===== Selected text =====
#20135: FAQ entry for list mutation.

This is a perennial question and something someone opens a ticket for probably
every other month or so, so I'm surprised we didn't already have a FAQ entry
for it.

The original patch was written by M. Votz, refined first by Ezio Melotti and
further refined by me.

Doc/faq/programming.rst

@@ -548,7 +548,7 @@ requested again.  This is called "memoizing", and can be implemented like this::
 
        # Calculate the value
        result = ... expensive computation ...
-       _cache[(arg1, arg2)] = result  # Store result in the cache
+       _cache[(arg1, arg2)] = result           # Store result in the cache
        return result
 
 You could use a global variable containing a dictionary instead of the default
@@ -604,6 +604,81 @@ arguments a function can accept.  For example, given the function definition::
 the values ``42``, ``314``, and ``somevar`` are arguments.
 
 
+Why did changing list 'y' also change list 'x'?
+------------------------------------------------
+
+If you wrote code like::
+
+   >>> x = []
+   >>> y = x
+   >>> y.append(10)
+   >>> y
+   [10]
+   >>> x
+   [10]
+
+you might be wondering why appending an element to ``y`` changed ``x`` too.
+
+There are two factors that produce this result:
+
+1) Variables are simply names that refer to objects.  Doing ``y = x`` doesn't
+   create a copy of the list -- it creates a new variable ``y`` that refers to
+   the same object ``x`` refers to.  This means that there is only one object
+   (the list), and both ``x`` and ``y`` refer to it.
+2) Lists are :term:`mutable`, which means that you can change their content.
=====
What is asked:
- 1) In the FAQ patch above, rewrite the paragraph that begins "This is a perennial question" more briefly, keeping its main facts.
- 2) Print a passage from the FAQ patch above word for word. Begin at the words that contain "You could use" and stop after "change list 'x'?".
===== Material supplied =====
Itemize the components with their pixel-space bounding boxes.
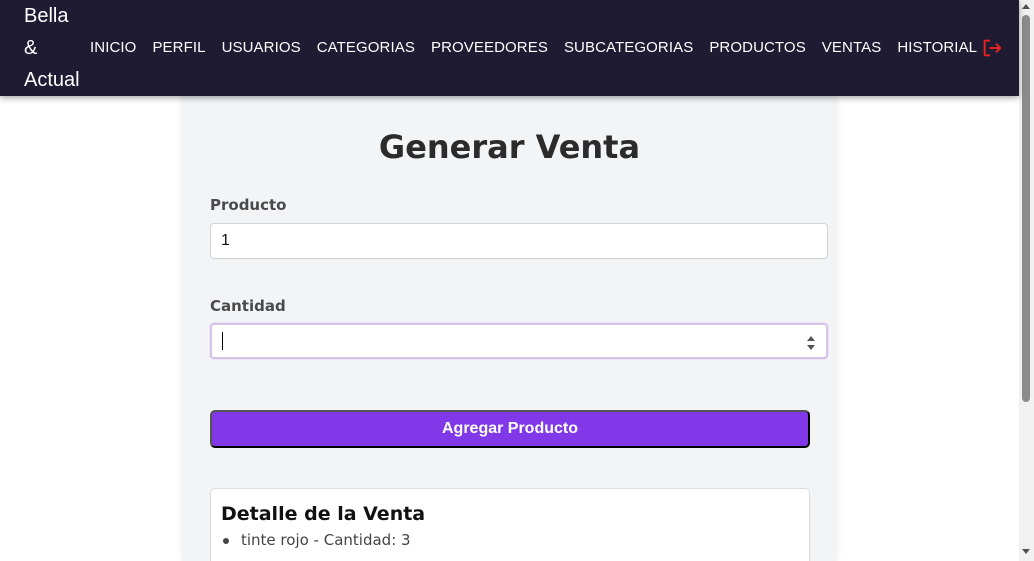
nav-item-proveedores[interactable]: PROVEEDORES	[431, 38, 548, 58]
agregar-producto-button[interactable]: Agregar Producto	[210, 410, 810, 448]
nav-item-inicio[interactable]: INICIO	[90, 38, 136, 58]
sale-detail-panel: Detalle de la Venta tinte rojo - Cantida…	[210, 488, 810, 561]
nav-item-perfil[interactable]: PERFIL	[152, 38, 205, 58]
sale-detail-title: Detalle de la Venta	[221, 503, 426, 525]
logout-icon[interactable]	[981, 37, 1003, 59]
scroll-up-icon[interactable]	[1022, 4, 1030, 9]
scroll-thumb[interactable]	[1022, 15, 1030, 402]
top-navbar: Bella & Actual INICIO PERFIL USUARIOS CA…	[0, 0, 1019, 96]
brand-logo[interactable]: Bella & Actual	[24, 0, 84, 96]
producto-label: Producto	[210, 196, 287, 214]
brand-line-1: Bella	[24, 5, 69, 27]
nav-item-ventas[interactable]: VENTAS	[822, 38, 882, 58]
scroll-down-icon[interactable]	[1022, 549, 1030, 554]
bullet-icon	[223, 538, 229, 544]
list-item-text: tinte rojo - Cantidad: 3	[241, 531, 411, 549]
number-spinner-icon[interactable]	[806, 335, 816, 351]
list-item: tinte rojo - Cantidad: 3	[223, 531, 411, 549]
nav-item-historial[interactable]: HISTORIAL	[897, 38, 977, 58]
nav-item-productos[interactable]: PRODUCTOS	[709, 38, 805, 58]
page-scrollbar[interactable]	[1019, 0, 1034, 561]
brand-line-2: &	[24, 37, 38, 59]
nav-item-categorias[interactable]: CATEGORIAS	[317, 38, 415, 58]
producto-value: 1	[221, 232, 230, 249]
nav-item-usuarios[interactable]: USUARIOS	[222, 38, 301, 58]
cantidad-label: Cantidad	[210, 297, 286, 315]
sale-detail-list: tinte rojo - Cantidad: 3	[223, 531, 411, 549]
nav-links: INICIO PERFIL USUARIOS CATEGORIAS PROVEE…	[90, 38, 993, 58]
brand-line-3: Actual	[24, 69, 80, 91]
cantidad-field[interactable]	[210, 323, 828, 359]
text-caret	[222, 332, 223, 350]
nav-item-subcategorias[interactable]: SUBCATEGORIAS	[564, 38, 693, 58]
producto-field[interactable]: 1	[210, 223, 828, 259]
page-title: Generar Venta	[378, 128, 641, 166]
=====
Solutions for each task:
- 1) The question comes up constantly, with someone opening a ticket about it roughly every other month, so it is surprising that no FAQ entry existed yet.

- 2)
You could use a global variable containing a dictionary instead of the default
@@ -604,6 +604,81 @@ arguments a function can accept.  For example, given the function definition::
 the values ``42``, ``314``, and ``somevar`` are arguments.
 
 
+Why did changing list 'y' also change list 'x'?